**Your goal:** Update the records below by replacing every "text-column" with "vertical-text" and keeping everything else unchanged. Leave the pictures out of your version.
───── Material for this task ─────
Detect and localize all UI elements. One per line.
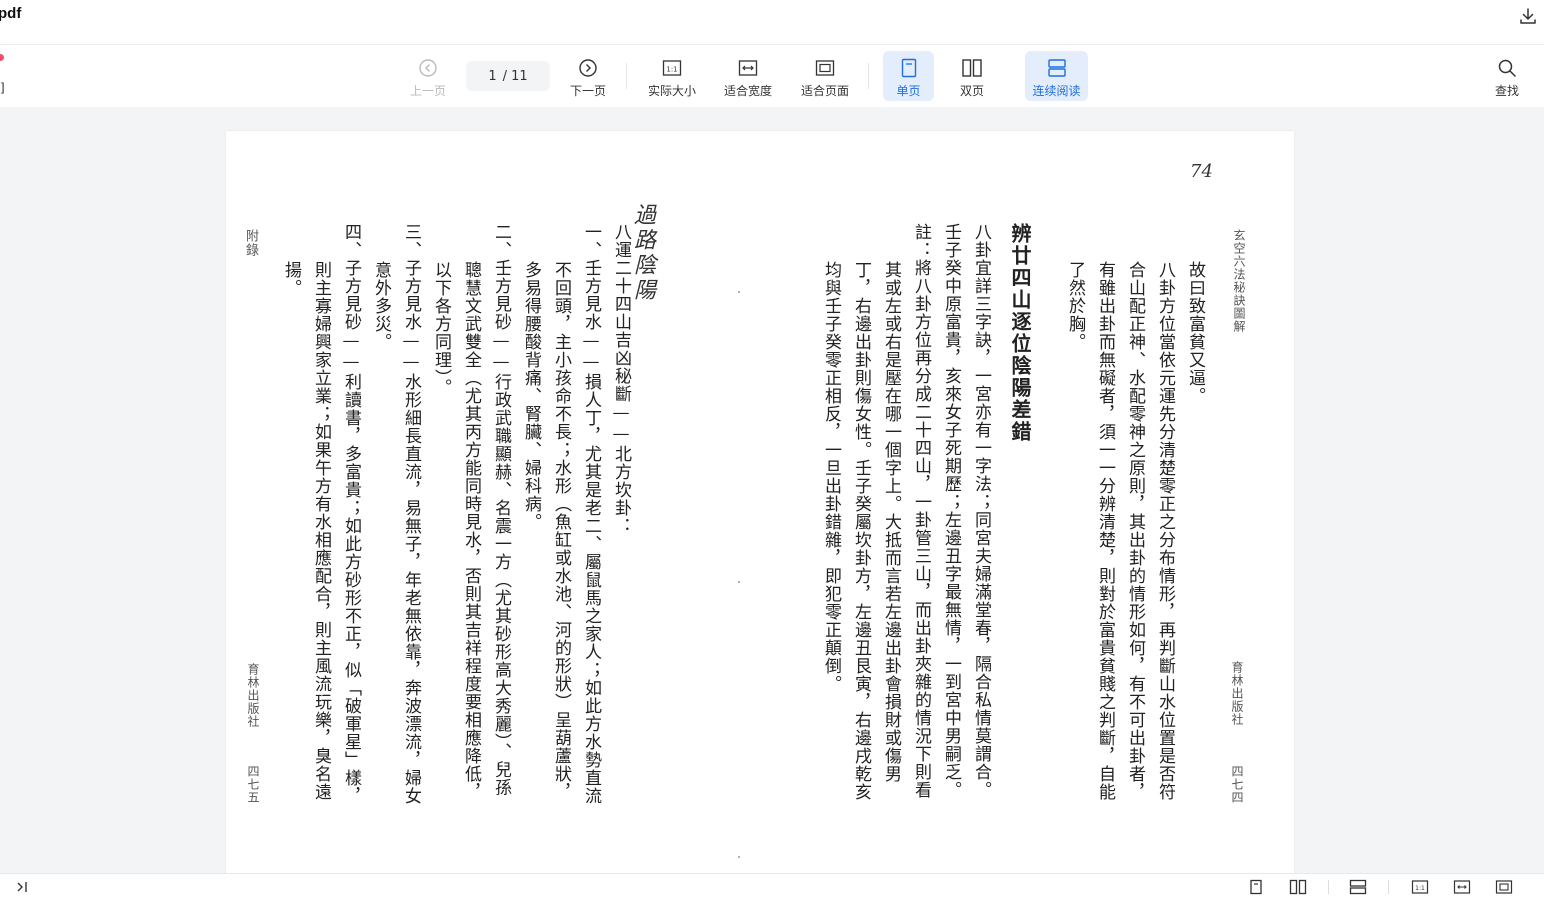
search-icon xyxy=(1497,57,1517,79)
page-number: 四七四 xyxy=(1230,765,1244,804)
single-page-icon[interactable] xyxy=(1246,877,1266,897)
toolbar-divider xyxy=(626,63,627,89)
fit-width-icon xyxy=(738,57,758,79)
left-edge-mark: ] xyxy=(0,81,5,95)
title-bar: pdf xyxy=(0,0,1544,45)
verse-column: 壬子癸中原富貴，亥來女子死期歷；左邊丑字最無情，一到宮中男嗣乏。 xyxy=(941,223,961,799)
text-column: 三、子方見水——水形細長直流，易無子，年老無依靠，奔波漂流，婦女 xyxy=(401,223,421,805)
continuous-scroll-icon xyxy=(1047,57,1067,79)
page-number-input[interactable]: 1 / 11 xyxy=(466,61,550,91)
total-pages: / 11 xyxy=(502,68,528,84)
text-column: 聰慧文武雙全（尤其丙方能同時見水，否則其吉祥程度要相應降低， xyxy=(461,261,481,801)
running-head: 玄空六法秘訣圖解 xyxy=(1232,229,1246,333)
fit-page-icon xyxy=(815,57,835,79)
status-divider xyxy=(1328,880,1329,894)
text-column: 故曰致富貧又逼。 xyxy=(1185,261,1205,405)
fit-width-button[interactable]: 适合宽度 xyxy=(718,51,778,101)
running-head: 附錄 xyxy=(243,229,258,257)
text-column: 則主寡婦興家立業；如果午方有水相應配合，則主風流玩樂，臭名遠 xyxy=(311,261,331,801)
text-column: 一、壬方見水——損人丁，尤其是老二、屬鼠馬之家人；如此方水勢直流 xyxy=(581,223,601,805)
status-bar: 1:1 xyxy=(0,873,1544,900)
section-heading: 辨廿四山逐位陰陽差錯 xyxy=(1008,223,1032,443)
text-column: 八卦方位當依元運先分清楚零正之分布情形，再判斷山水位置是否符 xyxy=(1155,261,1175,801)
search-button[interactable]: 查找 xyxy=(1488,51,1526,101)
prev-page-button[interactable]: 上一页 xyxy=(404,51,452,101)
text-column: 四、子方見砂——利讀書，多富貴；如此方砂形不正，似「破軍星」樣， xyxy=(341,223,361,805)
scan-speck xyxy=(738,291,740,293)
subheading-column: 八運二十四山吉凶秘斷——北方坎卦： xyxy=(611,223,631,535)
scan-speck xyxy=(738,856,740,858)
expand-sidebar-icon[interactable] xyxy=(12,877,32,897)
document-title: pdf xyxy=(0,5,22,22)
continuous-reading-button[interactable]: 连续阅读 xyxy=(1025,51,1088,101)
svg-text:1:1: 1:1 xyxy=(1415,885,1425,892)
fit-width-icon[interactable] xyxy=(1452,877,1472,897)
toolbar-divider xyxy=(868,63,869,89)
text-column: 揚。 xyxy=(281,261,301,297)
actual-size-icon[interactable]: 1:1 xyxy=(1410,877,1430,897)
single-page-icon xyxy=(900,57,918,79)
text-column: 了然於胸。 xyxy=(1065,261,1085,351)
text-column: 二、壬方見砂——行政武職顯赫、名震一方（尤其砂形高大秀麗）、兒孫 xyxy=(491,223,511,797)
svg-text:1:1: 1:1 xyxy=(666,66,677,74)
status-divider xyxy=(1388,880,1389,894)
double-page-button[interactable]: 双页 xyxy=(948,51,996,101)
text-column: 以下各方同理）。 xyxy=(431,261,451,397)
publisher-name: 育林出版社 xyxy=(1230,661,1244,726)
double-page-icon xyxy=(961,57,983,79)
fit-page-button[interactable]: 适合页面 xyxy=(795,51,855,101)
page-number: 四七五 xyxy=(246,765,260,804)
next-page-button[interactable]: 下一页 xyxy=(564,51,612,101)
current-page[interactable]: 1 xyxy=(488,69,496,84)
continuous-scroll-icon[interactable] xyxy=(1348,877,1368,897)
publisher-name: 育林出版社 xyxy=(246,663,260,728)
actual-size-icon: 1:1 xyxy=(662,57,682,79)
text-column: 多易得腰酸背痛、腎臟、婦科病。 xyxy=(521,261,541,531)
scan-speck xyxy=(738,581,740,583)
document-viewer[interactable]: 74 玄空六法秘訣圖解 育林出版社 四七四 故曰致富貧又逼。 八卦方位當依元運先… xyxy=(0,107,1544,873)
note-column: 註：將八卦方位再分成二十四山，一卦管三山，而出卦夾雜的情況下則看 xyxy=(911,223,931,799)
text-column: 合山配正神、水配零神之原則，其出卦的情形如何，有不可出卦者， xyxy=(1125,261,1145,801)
─────
**Final result:**
Detect and localize all UI elements. One per line.
search-icon xyxy=(1497,57,1517,79)
page-number: 四七四 xyxy=(1230,765,1244,804)
single-page-icon[interactable] xyxy=(1246,877,1266,897)
toolbar-divider xyxy=(626,63,627,89)
fit-width-icon xyxy=(738,57,758,79)
left-edge-mark: ] xyxy=(0,81,5,95)
title-bar: pdf xyxy=(0,0,1544,45)
verse-column: 壬子癸中原富貴，亥來女子死期歷；左邊丑字最無情，一到宮中男嗣乏。 xyxy=(941,223,961,799)
vertical-text: 三、子方見水——水形細長直流，易無子，年老無依靠，奔波漂流，婦女 xyxy=(401,223,421,805)
continuous-scroll-icon xyxy=(1047,57,1067,79)
page-number-input[interactable]: 1 / 11 xyxy=(466,61,550,91)
total-pages: / 11 xyxy=(502,68,528,84)
vertical-text: 聰慧文武雙全（尤其丙方能同時見水，否則其吉祥程度要相應降低， xyxy=(461,261,481,801)
running-head: 玄空六法秘訣圖解 xyxy=(1232,229,1246,333)
fit-page-icon xyxy=(815,57,835,79)
status-divider xyxy=(1328,880,1329,894)
vertical-text: 故曰致富貧又逼。 xyxy=(1185,261,1205,405)
fit-width-button[interactable]: 适合宽度 xyxy=(718,51,778,101)
running-head: 附錄 xyxy=(243,229,258,257)
vertical-text: 則主寡婦興家立業；如果午方有水相應配合，則主風流玩樂，臭名遠 xyxy=(311,261,331,801)
vertical-text: 一、壬方見水——損人丁，尤其是老二、屬鼠馬之家人；如此方水勢直流 xyxy=(581,223,601,805)
status-bar: 1:1 xyxy=(0,873,1544,900)
section-heading: 辨廿四山逐位陰陽差錯 xyxy=(1008,223,1032,443)
vertical-text: 八卦方位當依元運先分清楚零正之分布情形，再判斷山水位置是否符 xyxy=(1155,261,1175,801)
search-button[interactable]: 查找 xyxy=(1488,51,1526,101)
prev-page-button[interactable]: 上一页 xyxy=(404,51,452,101)
vertical-text: 四、子方見砂——利讀書，多富貴；如此方砂形不正，似「破軍星」樣， xyxy=(341,223,361,805)
scan-speck xyxy=(738,291,740,293)
subheading-column: 八運二十四山吉凶秘斷——北方坎卦： xyxy=(611,223,631,535)
scan-speck xyxy=(738,856,740,858)
expand-sidebar-icon[interactable] xyxy=(12,877,32,897)
document-title: pdf xyxy=(0,5,22,22)
continuous-reading-button[interactable]: 连续阅读 xyxy=(1025,51,1088,101)
svg-text:1:1: 1:1 xyxy=(1415,885,1425,892)
fit-width-icon[interactable] xyxy=(1452,877,1472,897)
toolbar-divider xyxy=(868,63,869,89)
vertical-text: 揚。 xyxy=(281,261,301,297)
actual-size-icon[interactable]: 1:1 xyxy=(1410,877,1430,897)
single-page-icon xyxy=(900,57,918,79)
vertical-text: 了然於胸。 xyxy=(1065,261,1085,351)
vertical-text: 二、壬方見砂——行政武職顯赫、名震一方（尤其砂形高大秀麗）、兒孫 xyxy=(491,223,511,797)
svg-text:1:1: 1:1 xyxy=(666,66,677,74)
status-divider xyxy=(1388,880,1389,894)
double-page-button[interactable]: 双页 xyxy=(948,51,996,101)
vertical-text: 以下各方同理）。 xyxy=(431,261,451,397)
publisher-name: 育林出版社 xyxy=(1230,661,1244,726)
double-page-icon xyxy=(961,57,983,79)
fit-page-button[interactable]: 适合页面 xyxy=(795,51,855,101)
page-number: 四七五 xyxy=(246,765,260,804)
next-page-button[interactable]: 下一页 xyxy=(564,51,612,101)
current-page[interactable]: 1 xyxy=(488,69,496,84)
continuous-scroll-icon[interactable] xyxy=(1348,877,1368,897)
publisher-name: 育林出版社 xyxy=(246,663,260,728)
actual-size-icon: 1:1 xyxy=(662,57,682,79)
vertical-text: 多易得腰酸背痛、腎臟、婦科病。 xyxy=(521,261,541,531)
scan-speck xyxy=(738,581,740,583)
document-viewer[interactable]: 74 玄空六法秘訣圖解 育林出版社 四七四 故曰致富貧又逼。 八卦方位當依元運先… xyxy=(0,107,1544,873)
note-column: 註：將八卦方位再分成二十四山，一卦管三山，而出卦夾雜的情況下則看 xyxy=(911,223,931,799)
vertical-text: 合山配正神、水配零神之原則，其出卦的情形如何，有不可出卦者， xyxy=(1125,261,1145,801)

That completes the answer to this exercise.